The request
Where the data below has the string "文段出处", return the whole line.

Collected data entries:
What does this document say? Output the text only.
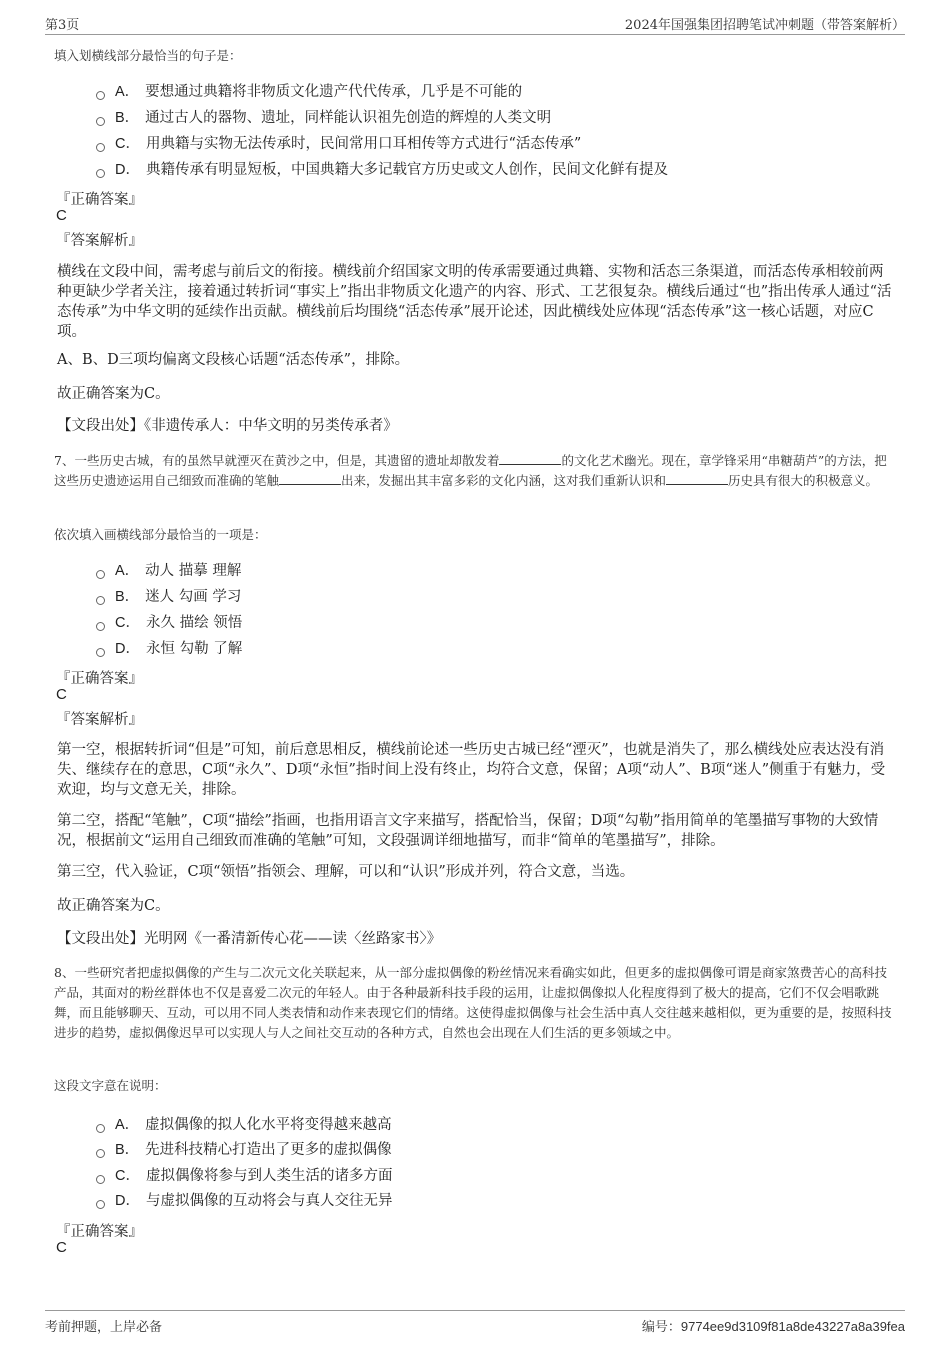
第3页	2024年国强集团招聘笔试冲刺题（带答案解析）
填入划横线部分最恰当的句子是：
A． 要想通过典籍将非物质文化遗产代代传承，几乎是不可能的
B． 通过古人的器物、遗址，同样能认识祖先创造的辉煌的人类文明
C． 用典籍与实物无法传承时，民间常用口耳相传等方式进行“活态传承”
D． 典籍传承有明显短板，中国典籍大多记载官方历史或文人创作，民间文化鲜有提及
『正确答案』
C
『答案解析』

横线在文段中间，需考虑与前后文的衔接。横线前介绍国家文明的传承需要通过典籍、实物和活态三条渠道，而活态传承相较前两种更缺少学者关注，接着通过转折词“事实上”指出非物质文化遗产的内容、形式、工艺很复杂。横线后通过“也”指出传承人通过“活态传承”为中华文明的延续作出贡献。横线前后均围绕“活态传承”展开论述，因此横线处应体现“活态传承”这一核心话题，对应C项。

A、B、D三项均偏离文段核心话题“活态传承”，排除。

故正确答案为C。

【文段出处】《非遗传承人：中华文明的另类传承者》

7、一些历史古城，有的虽然早就湮灭在黄沙之中，但是，其遗留的遗址却散发着	的文化艺术幽光。现在，章学锋采用“串糖葫芦”的方法，把这些历史遗迹运用自己细致而准确的笔触	出来，发掘出其丰富多彩的文化内涵，这对我们重新认识和	历史具有很大的积极意义。

依次填入画横线部分最恰当的一项是：
A． 动人 描摹 理解
B． 迷人 勾画 学习
C． 永久 描绘 领悟
D． 永恒 勾勒 了解
『正确答案』
C
『答案解析』

第一空，根据转折词“但是”可知，前后意思相反，横线前论述一些历史古城已经“湮灭”，也就是消失了，那么横线处应表达没有消失、继续存在的意思，C项“永久”、D项“永恒”指时间上没有终止，均符合文意，保留；A项“动人”、B项“迷人”侧重于有魅力，受欢迎，均与文意无关，排除。

第二空，搭配“笔触”，C项“描绘”指画，也指用语言文字来描写，搭配恰当，保留；D项“勾勒”指用简单的笔墨描写事物的大致情况，根据前文“运用自己细致而准确的笔触”可知，文段强调详细地描写，而非“简单的笔墨描写”，排除。

第三空，代入验证，C项“领悟”指领会、理解，可以和“认识”形成并列，符合文意，当选。

故正确答案为C。

【文段出处】光明网《一番清新传心花——读〈丝路家书〉》

8、一些研究者把虚拟偶像的产生与二次元文化关联起来，从一部分虚拟偶像的粉丝情况来看确实如此，但更多的虚拟偶像可谓是商家煞费苦心的高科技产品，其面对的粉丝群体也不仅是喜爱二次元的年轻人。由于各种最新科技手段的运用，让虚拟偶像拟人化程度得到了极大的提高，它们不仅会唱歌跳舞，而且能够聊天、互动，可以用不同人类表情和动作来表现它们的情绪。这使得虚拟偶像与社会生活中真人交往越来越相似，更为重要的是，按照科技进步的趋势，虚拟偶像迟早可以实现人与人之间社交互动的各种方式，自然也会出现在人们生活的更多领域之中。

这段文字意在说明：
A． 虚拟偶像的拟人化水平将变得越来越高
B． 先进科技精心打造出了更多的虚拟偶像
C． 虚拟偶像将参与到人类生活的诸多方面
D． 与虚拟偶像的互动将会与真人交往无异
『正确答案』
C
考前押题，上岸必备	编号：9774ee9d3109f81a8de43227a8a39fea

Task response
【文段出处】《非遗传承人：中华文明的另类传承者》
【文段出处】光明网《一番清新传心花——读〈丝路家书〉》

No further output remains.